_Goal of the exercise_.
Select every line below containing the word "color".

_Data for this task_.
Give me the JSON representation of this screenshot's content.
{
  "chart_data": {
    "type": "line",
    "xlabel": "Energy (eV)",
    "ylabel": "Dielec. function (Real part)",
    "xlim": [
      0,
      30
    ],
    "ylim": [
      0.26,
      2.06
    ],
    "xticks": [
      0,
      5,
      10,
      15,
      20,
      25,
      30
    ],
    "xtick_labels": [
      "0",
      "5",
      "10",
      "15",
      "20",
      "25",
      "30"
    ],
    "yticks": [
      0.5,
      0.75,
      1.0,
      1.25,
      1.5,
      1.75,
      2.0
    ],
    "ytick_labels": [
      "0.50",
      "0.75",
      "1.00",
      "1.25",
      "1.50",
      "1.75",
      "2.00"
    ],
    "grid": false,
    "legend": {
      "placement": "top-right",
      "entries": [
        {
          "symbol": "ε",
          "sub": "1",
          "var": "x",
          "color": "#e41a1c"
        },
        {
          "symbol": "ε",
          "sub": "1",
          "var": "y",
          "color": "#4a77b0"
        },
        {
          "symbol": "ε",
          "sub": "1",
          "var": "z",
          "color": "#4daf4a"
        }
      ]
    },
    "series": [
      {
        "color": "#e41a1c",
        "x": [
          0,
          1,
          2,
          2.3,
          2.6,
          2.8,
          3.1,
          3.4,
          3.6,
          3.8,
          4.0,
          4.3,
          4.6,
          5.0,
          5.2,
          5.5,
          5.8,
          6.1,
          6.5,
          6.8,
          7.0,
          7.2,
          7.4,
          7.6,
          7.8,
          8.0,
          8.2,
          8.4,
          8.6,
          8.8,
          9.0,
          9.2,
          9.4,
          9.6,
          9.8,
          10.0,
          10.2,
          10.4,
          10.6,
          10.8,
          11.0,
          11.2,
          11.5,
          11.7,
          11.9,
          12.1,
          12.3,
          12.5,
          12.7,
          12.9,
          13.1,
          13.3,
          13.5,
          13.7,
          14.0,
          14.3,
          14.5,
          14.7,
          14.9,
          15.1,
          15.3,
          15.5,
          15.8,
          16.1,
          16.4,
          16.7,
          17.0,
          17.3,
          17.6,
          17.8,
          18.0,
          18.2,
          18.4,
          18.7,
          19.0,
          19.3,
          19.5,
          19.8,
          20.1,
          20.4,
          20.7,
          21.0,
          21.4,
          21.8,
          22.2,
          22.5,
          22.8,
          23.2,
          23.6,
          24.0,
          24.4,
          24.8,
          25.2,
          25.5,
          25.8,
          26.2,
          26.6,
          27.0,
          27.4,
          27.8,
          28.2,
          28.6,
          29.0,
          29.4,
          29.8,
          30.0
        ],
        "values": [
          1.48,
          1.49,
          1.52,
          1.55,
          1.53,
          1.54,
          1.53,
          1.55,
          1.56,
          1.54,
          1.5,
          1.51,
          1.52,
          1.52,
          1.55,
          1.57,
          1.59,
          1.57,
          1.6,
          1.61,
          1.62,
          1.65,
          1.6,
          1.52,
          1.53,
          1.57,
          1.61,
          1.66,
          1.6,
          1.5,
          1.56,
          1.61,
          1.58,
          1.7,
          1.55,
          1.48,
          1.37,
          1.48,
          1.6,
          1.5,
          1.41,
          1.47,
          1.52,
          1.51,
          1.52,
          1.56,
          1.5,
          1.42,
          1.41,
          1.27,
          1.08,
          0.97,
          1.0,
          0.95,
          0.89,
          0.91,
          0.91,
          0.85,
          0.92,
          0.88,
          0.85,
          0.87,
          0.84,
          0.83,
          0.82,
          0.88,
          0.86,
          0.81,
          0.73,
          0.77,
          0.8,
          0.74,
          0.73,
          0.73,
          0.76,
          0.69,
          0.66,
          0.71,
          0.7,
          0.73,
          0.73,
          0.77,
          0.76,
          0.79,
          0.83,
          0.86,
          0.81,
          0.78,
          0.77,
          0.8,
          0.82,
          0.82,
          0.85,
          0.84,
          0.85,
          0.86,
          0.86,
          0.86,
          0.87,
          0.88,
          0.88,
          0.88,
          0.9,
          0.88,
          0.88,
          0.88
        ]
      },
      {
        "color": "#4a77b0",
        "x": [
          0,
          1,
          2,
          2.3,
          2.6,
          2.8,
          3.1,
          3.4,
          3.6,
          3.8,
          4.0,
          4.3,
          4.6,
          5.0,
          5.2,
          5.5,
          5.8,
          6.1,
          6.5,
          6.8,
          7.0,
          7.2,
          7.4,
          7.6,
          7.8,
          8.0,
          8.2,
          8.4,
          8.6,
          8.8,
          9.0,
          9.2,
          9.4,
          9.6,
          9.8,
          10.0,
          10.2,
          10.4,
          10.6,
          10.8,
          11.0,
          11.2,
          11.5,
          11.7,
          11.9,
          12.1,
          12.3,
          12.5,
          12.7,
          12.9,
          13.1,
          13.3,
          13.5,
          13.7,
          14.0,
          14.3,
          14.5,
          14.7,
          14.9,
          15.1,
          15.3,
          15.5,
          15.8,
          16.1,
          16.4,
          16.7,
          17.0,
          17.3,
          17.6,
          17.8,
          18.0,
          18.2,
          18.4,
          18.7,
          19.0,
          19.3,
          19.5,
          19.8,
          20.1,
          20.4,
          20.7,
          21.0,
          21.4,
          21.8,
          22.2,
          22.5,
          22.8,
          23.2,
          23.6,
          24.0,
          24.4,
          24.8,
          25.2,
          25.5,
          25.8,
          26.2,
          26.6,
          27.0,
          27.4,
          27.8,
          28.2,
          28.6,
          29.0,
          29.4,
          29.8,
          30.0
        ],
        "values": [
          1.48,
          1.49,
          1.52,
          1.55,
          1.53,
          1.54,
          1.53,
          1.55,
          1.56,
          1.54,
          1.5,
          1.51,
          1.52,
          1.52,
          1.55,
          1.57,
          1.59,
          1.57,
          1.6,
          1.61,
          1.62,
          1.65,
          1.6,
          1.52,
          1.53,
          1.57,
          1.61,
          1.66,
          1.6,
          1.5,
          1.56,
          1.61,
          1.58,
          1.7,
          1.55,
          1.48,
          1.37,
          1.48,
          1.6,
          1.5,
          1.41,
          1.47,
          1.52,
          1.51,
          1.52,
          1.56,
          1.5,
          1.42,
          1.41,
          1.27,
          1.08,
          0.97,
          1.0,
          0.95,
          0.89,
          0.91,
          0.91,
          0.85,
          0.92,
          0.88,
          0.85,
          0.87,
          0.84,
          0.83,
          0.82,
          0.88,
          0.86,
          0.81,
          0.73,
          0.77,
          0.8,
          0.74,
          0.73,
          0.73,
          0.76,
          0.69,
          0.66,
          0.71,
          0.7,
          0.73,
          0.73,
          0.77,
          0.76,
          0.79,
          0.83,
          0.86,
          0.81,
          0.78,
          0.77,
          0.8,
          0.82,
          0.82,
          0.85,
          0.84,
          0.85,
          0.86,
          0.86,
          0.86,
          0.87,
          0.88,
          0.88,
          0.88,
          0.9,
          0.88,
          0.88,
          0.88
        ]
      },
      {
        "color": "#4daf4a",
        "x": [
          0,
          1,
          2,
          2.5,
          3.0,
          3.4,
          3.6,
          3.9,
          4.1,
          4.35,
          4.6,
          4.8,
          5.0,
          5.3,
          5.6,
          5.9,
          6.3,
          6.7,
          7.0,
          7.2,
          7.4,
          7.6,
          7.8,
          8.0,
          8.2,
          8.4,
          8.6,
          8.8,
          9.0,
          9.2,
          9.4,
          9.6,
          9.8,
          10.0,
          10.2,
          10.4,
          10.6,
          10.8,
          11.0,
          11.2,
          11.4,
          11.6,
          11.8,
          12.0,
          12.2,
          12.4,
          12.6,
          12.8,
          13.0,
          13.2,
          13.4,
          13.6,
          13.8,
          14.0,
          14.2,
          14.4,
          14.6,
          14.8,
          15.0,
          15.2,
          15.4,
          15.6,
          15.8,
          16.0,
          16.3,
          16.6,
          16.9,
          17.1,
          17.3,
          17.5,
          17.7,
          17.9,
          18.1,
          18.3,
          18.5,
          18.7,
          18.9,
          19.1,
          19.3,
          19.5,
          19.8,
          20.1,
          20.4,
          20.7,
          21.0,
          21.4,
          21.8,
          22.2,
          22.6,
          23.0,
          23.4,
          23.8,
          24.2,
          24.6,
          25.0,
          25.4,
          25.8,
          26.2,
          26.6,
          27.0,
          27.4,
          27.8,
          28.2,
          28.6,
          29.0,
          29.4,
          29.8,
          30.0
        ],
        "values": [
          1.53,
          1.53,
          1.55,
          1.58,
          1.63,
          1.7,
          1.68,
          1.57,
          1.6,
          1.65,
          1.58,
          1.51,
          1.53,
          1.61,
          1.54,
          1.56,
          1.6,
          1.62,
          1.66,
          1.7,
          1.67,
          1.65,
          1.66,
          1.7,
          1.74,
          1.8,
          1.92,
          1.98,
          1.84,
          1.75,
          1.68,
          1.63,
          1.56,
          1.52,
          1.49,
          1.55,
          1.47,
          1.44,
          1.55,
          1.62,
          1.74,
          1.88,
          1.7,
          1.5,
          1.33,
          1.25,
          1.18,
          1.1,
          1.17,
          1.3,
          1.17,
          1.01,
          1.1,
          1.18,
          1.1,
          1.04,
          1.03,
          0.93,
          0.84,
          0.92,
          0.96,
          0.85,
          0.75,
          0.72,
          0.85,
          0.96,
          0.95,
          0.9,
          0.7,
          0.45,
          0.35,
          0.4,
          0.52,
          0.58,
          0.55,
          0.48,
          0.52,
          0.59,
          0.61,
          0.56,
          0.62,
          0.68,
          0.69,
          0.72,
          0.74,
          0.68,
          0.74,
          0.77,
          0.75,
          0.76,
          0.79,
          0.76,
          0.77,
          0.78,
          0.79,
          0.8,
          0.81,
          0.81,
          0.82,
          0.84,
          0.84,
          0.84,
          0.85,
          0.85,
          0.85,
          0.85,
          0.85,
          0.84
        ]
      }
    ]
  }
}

_Final answer_.
          "color": "#e41a1c"
          "color": "#4a77b0"
          "color": "#4daf4a"
        "color": "#e41a1c",
        "color": "#4a77b0",
        "color": "#4daf4a",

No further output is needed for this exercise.